== TASK STATEMENT ==
Check every line below for the string "以下的楼板模板及其支架中", and copy the lines that contain it.

== DATA ==
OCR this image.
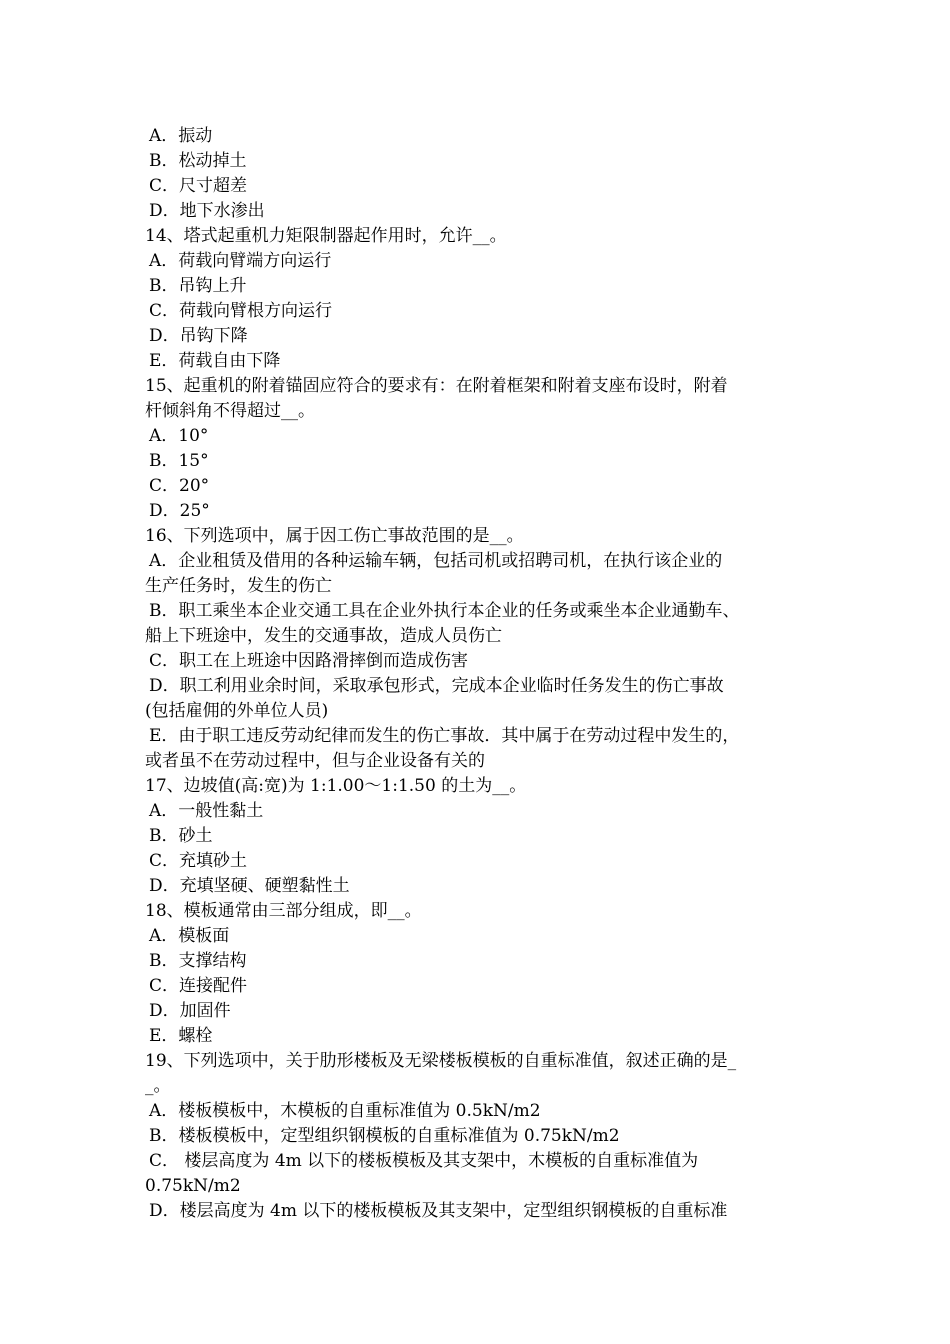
A．振动
B．松动掉土
C．尺寸超差
D．地下水渗出
14、塔式起重机力矩限制器起作用时，允许__。
A．荷载向臂端方向运行
B．吊钩上升
C．荷载向臂根方向运行
D．吊钩下降
E．荷载自由下降
15、起重机的附着锚固应符合的要求有：在附着框架和附着支座布设时，附着
杆倾斜角不得超过__。
A．10°
B．15°
C．20°
D．25°
16、下列选项中，属于因工伤亡事故范围的是__。
A．企业租赁及借用的各种运输车辆，包括司机或招聘司机，在执行该企业的
生产任务时，发生的伤亡
B．职工乘坐本企业交通工具在企业外执行本企业的任务或乘坐本企业通勤车、
船上下班途中，发生的交通事故，造成人员伤亡
C．职工在上班途中因路滑摔倒而造成伤害
D．职工利用业余时间，采取承包形式，完成本企业临时任务发生的伤亡事故
(包括雇佣的外单位人员)
E．由于职工违反劳动纪律而发生的伤亡事故．其中属于在劳动过程中发生的，
或者虽不在劳动过程中，但与企业设备有关的
17、边坡值(高:宽)为 1:1.00～1:1.50 的土为__。
A．一般性黏土
B．砂土
C．充填砂土
D．充填坚硬、硬塑黏性土
18、模板通常由三部分组成，即__。
A．模板面
B．支撑结构
C．连接配件
D．加固件
E．螺栓
19、下列选项中，关于肋形楼板及无梁楼板模板的自重标准值，叙述正确的是_
_。
A．楼板模板中，木模板的自重标准值为 0.5kN/m2
B．楼板模板中，定型组织钢模板的自重标准值为 0.75kN/m2
C． 楼层高度为 4m 以下的楼板模板及其支架中，木模板的自重标准值为
0.75kN/m2
D．楼层高度为 4m 以下的楼板模板及其支架中，定型组织钢模板的自重标准
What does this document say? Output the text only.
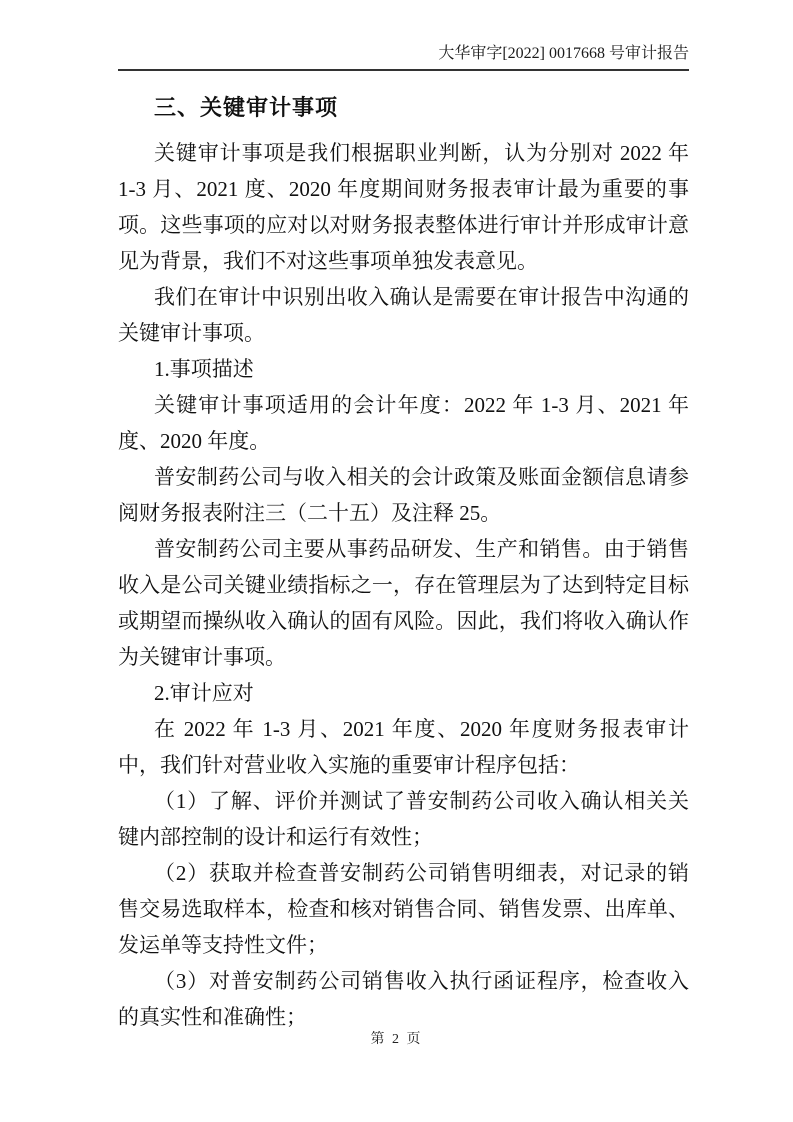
大华审字[2022] 0017668 号审计报告
三、关键审计事项

关键审计事项是我们根据职业判断，认为分别对 2022 年 1-3 月、2021 度、2020 年度期间财务报表审计最为重要的事项。这些事项的应对以对财务报表整体进行审计并形成审计意见为背景，我们不对这些事项单独发表意见。

我们在审计中识别出收入确认是需要在审计报告中沟通的关键审计事项。

1.事项描述

关键审计事项适用的会计年度：2022 年 1-3 月、2021 年度、2020 年度。

普安制药公司与收入相关的会计政策及账面金额信息请参阅财务报表附注三（二十五）及注释 25。

普安制药公司主要从事药品研发、生产和销售。由于销售收入是公司关键业绩指标之一，存在管理层为了达到特定目标或期望而操纵收入确认的固有风险。因此，我们将收入确认作为关键审计事项。

2.审计应对

在 2022 年 1-3 月、2021 年度、2020 年度财务报表审计中，我们针对营业收入实施的重要审计程序包括：

（1）了解、评价并测试了普安制药公司收入确认相关关键内部控制的设计和运行有效性；

（2）获取并检查普安制药公司销售明细表，对记录的销售交易选取样本，检查和核对销售合同、销售发票、出库单、发运单等支持性文件；

（3）对普安制药公司销售收入执行函证程序，检查收入的真实性和准确性；

第 2 页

== REPLY TO THE EXERCISE ==
C． 楼层高度为 4m 以下的楼板模板及其支架中，木模板的自重标准值为
D．楼层高度为 4m 以下的楼板模板及其支架中，定型组织钢模板的自重标准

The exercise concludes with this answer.